(REQUIREMENTS): Single out the lines of the material that contain "Which" and copy them.

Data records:
--

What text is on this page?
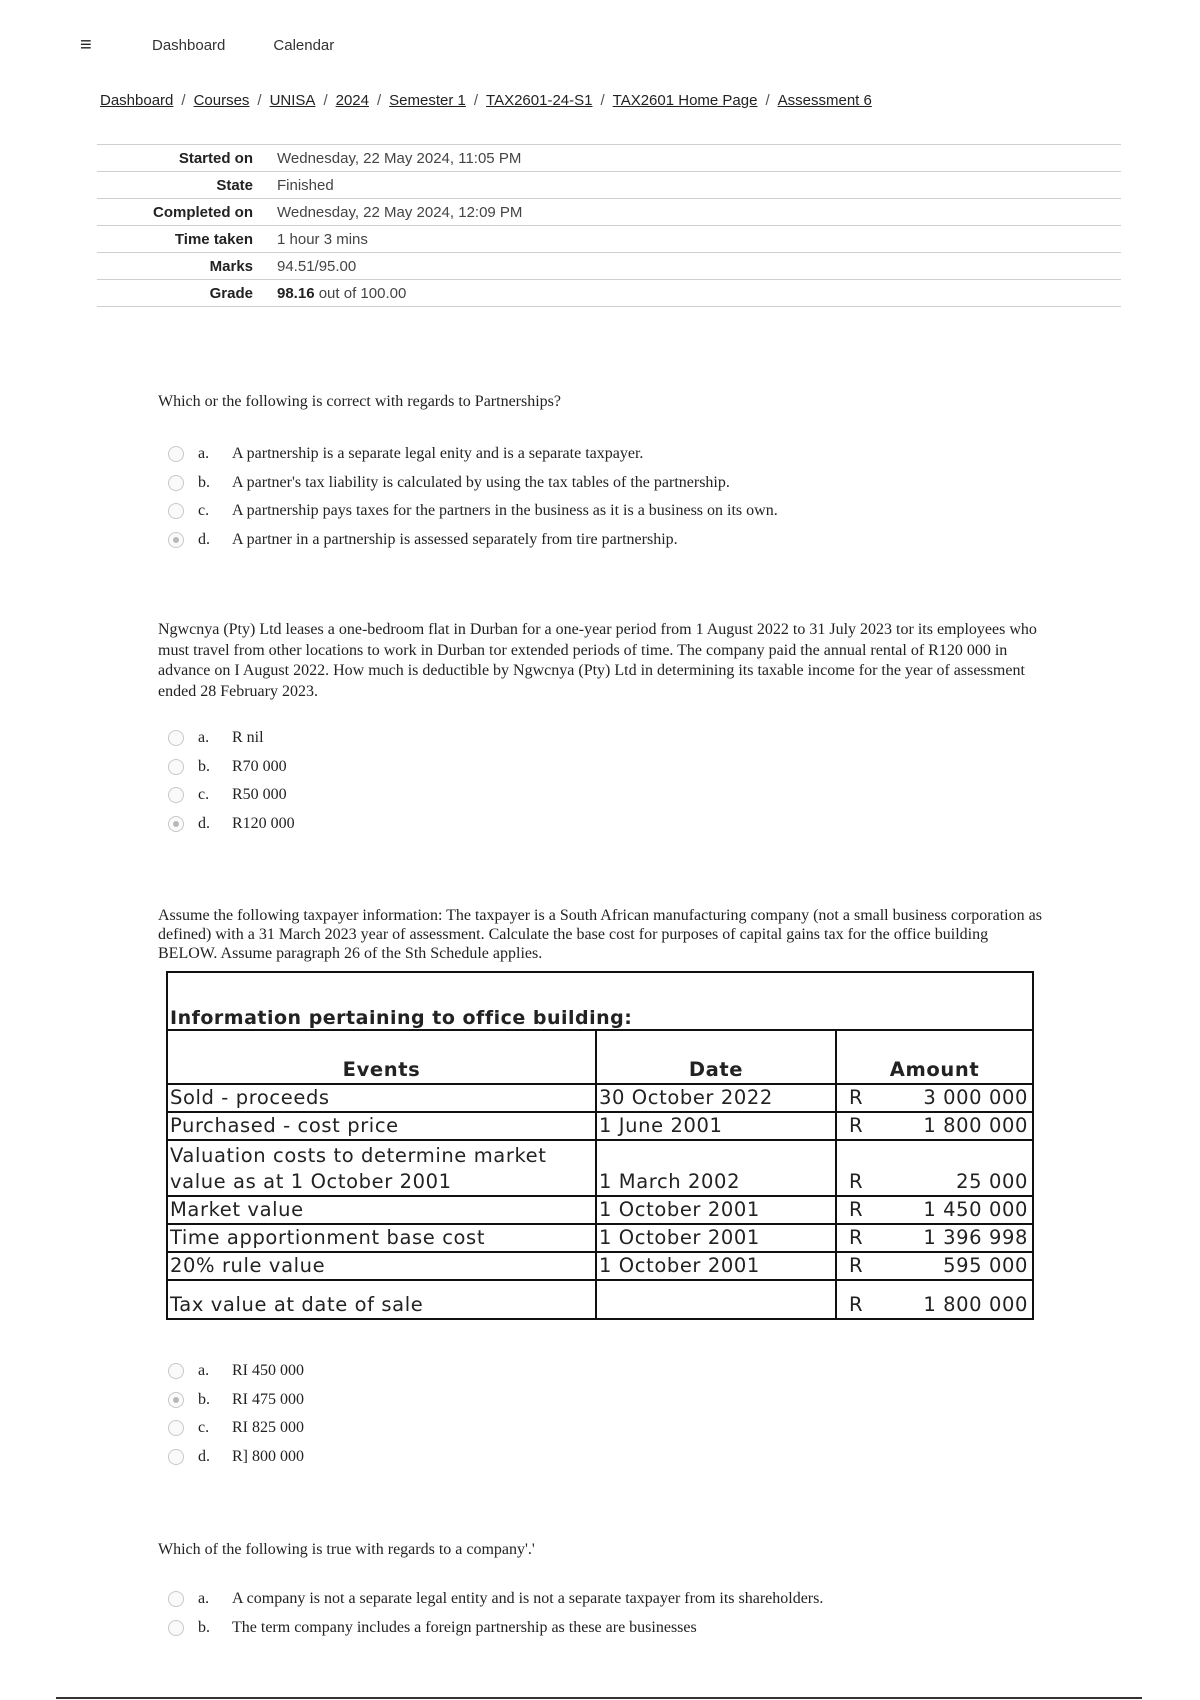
≡	Dashboard	Calendar
Dashboard / Courses / UNISA / 2024 / Semester 1 / TAX2601-24-S1 / TAX2601 Home Page / Assessment 6
Started on	Wednesday, 22 May 2024, 11:05 PM
State	Finished
Completed on	Wednesday, 22 May 2024, 12:09 PM
Time taken	1 hour 3 mins
Marks	94.51/95.00
Grade	98.16 out of 100.00
Which or the following is correct with regards to Partnerships?
a.	A partnership is a separate legal enity and is a separate taxpayer.
b.	A partner's tax liability is calculated by using the tax tables of the partnership.
c.	A partnership pays taxes for the partners in the business as it is a business on its own.
d.	A partner in a partnership is assessed separately from tire partnership.
Ngwcnya (Pty) Ltd leases a one-bedroom flat in Durban for a one-year period from 1 August 2022 to 31 July 2023 tor its employees who must travel from other locations to work in Durban tor extended periods of time. The company paid the annual rental of R120 000 in advance on I August 2022. How much is deductible by Ngwcnya (Pty) Ltd in determining its taxable income for the year of assessment ended 28 February 2023.
a.	R nil
b.	R70 000
c.	R50 000
d.	R120 000
Assume the following taxpayer information: The taxpayer is a South African manufacturing company (not a small business corporation as defined) with a 31 March 2023 year of assessment. Calculate the base cost for purposes of capital gains tax for the office building BELOW. Assume paragraph 26 of the Sth Schedule applies.
Information pertaining to office building:
Events	Date	Amount
Sold - proceeds	30 October 2022	R 3 000 000

Purchased - cost price	1 June 2001	R 1 800 000

Valuation costs to determine market value as at 1 October 2001	1 March 2002	R 25 000

Market value	1 October 2001	R 1 450 000

Time apportionment base cost	1 October 2001	R 1 396 998

20% rule value	1 October 2001	R 595 000

Tax value at date of sale		R 1 800 000
a.	RI 450 000
b.	RI 475 000
c.	RI 825 000
d.	R] 800 000
Which of the following is true with regards to a company'.'
a.	A company is not a separate legal entity and is not a separate taxpayer from its shareholders.
b.	The term company includes a foreign partnership as these are businesses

--

(IN RESPONSE):
Which or the following is correct with regards to Partnerships?
Which of the following is true with regards to a company'.'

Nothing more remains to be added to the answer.